**本文**
= = = = =

図3に示すように、タフテッドカーペット10の製造装置は、基布11にパイル糸12を植え込むタフティングマシーン15と、基布11が巻回された基布用ローラ16と、パイル糸(原糸)を供給するパイル糸供給部(クリール)17と、複数のガイドローラ18と、タフテッドカーペット10を巻き取る巻取ローラ19とより構成されている。そして、タフティングマシーン15には、基布用ローラ16から基布11が供給されるとともに、パイル糸供給部17からパイル糸12が供給される。タフティングマシーン15では、ニードルで基布11に対してパイル糸12がステッチ方向及びゲージ方向に打ち込まれる。
【0024】
タフテッドカーペット10の高密度部13は、タフティングマシーン15における基布11の速度が低密度部14を形成する場合の基布11の速度よりも遅くすることにより形成される。すなわち、ニードルによるパイル糸12の打ち込み速度が一定で、基布11の供給速度が遅くなることにより、パイル糸12の打ち込み量が増え、高密度部13が形成される。
【0025】
次に、上記のように構成されたタフテッドカーペット10の作用について説明する。
さて、図3に示すように、高密度部13と低密度部14を有するタフテッドカーペット10を製造する場合には、タフティングマシーン15において、基布用ローラ16から供給される基布11の供給速度が、低密度部14を形成する場合に比べて高密度部13を形成する場合に遅くなるように途中で変更されて稼動される。すなわち、タフティングマシーン15で低密度部14を形成し、その途中から基布11の供給速度を遅くなるように変更し、パイル糸12の打ち込みを継続することにより、低密度部14に続いて高密度部13が形成されたタフテッドカーペット10が製造される。

= = = = =

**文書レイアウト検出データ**
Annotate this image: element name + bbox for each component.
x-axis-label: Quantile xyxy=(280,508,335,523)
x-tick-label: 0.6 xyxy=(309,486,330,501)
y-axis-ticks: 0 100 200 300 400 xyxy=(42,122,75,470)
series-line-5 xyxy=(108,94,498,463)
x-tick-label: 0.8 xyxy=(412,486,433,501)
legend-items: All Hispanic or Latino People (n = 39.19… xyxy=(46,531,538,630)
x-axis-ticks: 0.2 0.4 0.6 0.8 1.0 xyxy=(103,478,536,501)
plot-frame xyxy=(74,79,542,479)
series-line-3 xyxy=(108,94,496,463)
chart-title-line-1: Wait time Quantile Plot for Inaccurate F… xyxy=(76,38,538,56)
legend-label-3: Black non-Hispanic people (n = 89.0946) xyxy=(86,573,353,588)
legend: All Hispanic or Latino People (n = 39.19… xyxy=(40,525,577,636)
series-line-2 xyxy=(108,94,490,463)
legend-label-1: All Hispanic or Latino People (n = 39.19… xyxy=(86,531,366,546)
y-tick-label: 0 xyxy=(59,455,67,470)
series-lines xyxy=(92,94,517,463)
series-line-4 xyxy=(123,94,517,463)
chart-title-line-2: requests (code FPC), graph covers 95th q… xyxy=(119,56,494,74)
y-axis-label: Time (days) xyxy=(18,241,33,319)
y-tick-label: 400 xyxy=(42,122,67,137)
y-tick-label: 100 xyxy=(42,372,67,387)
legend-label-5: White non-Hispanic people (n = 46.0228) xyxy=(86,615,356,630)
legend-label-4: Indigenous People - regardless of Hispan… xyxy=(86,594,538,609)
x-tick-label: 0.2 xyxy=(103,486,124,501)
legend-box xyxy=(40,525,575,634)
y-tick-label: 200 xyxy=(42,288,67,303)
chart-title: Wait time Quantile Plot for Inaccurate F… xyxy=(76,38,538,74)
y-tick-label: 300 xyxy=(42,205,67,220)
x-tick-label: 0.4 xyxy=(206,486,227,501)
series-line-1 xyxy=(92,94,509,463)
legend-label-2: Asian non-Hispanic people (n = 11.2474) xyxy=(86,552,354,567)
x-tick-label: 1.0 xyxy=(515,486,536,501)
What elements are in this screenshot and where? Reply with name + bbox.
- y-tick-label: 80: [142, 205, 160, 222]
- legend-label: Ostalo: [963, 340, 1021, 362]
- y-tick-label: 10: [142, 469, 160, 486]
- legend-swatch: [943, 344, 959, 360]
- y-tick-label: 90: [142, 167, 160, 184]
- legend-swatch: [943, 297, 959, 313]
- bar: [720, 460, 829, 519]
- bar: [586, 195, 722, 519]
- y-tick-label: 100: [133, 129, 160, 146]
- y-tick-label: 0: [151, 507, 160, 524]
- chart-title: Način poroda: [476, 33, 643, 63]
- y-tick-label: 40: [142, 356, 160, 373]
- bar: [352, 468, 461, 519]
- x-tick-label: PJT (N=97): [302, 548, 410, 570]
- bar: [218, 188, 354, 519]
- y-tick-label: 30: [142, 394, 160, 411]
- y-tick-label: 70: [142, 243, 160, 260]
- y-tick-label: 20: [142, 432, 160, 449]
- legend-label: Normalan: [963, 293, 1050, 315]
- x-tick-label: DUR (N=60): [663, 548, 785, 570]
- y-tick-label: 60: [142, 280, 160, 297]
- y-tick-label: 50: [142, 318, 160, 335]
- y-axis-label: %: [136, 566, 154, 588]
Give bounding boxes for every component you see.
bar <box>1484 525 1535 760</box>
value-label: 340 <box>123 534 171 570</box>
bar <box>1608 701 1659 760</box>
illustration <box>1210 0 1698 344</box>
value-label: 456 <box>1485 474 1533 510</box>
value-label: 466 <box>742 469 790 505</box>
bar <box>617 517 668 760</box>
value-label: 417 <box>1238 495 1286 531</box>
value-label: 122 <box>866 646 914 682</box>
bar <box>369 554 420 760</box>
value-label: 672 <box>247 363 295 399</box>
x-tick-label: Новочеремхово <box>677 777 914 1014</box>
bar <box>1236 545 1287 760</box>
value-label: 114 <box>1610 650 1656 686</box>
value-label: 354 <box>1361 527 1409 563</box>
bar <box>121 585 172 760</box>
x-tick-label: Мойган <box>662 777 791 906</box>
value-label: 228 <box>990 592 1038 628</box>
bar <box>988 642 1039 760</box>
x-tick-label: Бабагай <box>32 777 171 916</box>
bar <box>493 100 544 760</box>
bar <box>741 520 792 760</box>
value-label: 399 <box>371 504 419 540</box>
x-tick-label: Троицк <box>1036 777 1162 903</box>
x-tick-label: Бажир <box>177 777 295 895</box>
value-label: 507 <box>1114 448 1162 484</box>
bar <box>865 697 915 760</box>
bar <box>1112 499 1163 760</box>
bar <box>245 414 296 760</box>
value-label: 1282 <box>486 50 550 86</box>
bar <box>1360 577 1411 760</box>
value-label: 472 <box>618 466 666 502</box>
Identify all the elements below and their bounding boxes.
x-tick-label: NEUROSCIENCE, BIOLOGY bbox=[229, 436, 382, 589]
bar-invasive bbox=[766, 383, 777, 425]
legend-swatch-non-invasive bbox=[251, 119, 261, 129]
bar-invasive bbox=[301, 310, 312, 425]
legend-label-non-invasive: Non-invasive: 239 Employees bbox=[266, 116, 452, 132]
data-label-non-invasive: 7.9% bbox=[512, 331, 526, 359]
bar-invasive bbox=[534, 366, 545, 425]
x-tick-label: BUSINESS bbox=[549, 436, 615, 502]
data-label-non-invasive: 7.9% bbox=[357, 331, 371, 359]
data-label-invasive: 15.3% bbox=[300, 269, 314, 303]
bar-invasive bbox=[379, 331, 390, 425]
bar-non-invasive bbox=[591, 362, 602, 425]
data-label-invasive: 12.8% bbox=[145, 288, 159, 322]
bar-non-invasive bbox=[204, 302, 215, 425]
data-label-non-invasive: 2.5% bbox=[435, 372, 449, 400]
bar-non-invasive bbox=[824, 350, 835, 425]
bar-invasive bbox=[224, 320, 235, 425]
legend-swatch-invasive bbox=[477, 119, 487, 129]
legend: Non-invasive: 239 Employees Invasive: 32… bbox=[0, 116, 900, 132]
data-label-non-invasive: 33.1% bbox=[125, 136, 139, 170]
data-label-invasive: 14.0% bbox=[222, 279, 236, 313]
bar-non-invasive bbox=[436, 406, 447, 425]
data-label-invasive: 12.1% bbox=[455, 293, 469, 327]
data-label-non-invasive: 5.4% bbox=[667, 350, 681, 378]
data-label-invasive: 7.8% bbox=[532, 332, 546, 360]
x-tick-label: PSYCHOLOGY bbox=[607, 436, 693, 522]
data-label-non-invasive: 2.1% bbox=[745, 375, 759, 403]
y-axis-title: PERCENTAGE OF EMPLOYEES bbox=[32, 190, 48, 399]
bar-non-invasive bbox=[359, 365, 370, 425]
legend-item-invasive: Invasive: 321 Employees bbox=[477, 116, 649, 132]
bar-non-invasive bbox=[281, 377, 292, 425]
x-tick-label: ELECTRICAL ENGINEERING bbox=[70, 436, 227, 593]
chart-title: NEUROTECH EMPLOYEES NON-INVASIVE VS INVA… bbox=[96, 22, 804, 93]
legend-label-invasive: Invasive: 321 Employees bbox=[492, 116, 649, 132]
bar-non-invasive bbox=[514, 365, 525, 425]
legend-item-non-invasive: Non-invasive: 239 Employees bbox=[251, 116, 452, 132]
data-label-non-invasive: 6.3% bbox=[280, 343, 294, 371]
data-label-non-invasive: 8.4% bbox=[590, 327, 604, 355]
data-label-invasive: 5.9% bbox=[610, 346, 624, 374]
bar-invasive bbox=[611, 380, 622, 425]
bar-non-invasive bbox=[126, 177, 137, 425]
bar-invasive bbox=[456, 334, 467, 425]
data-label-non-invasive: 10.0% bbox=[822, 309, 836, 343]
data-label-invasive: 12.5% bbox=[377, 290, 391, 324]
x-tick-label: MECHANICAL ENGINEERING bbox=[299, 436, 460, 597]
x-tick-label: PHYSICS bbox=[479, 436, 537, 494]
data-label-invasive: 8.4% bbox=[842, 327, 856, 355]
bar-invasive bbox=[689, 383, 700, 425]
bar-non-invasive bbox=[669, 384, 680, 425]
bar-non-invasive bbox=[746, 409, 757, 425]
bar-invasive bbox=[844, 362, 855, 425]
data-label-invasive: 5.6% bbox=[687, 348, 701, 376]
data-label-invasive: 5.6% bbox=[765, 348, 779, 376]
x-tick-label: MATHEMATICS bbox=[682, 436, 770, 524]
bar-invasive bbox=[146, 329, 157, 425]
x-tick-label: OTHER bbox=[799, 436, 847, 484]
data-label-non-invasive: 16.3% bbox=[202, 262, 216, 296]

= = = = =

**課題 1**
タフテッドカーペットの本文によれば、高密度部13は何を変えることによって形成されるか。
**課題 2**
本文の「図3に示すように、タフテッドカーペット10の製造装置は」で始まる段落を、主な事実を残して箇条書きにまとめよ。

**回答 1**
タフティングマシーン15における基布11の速度を、低密度部14を形成する場合よりも遅くすることによって形成される。

**回答 2**
- 製造装置の構成:
  - タフティングマシーン15(基布11にパイル糸12を植え込む)
  - 基布用ローラ16(基布11が巻回されている)
  - パイル糸供給部(クリール)17(パイル糸を供給する)
  - 複数のガイドローラ18
  - 巻取ローラ19(タフテッドカーペット10を巻き取る)
- タフティングマシーン15への供給:
  - 基布11は基布用ローラ16から供給される。
  - パイル糸12はパイル糸供給部17から供給される。
- タフティングマシーン15では、ニードルで基布11にパイル糸12がステッチ方向及びゲージ方向に打ち込まれる。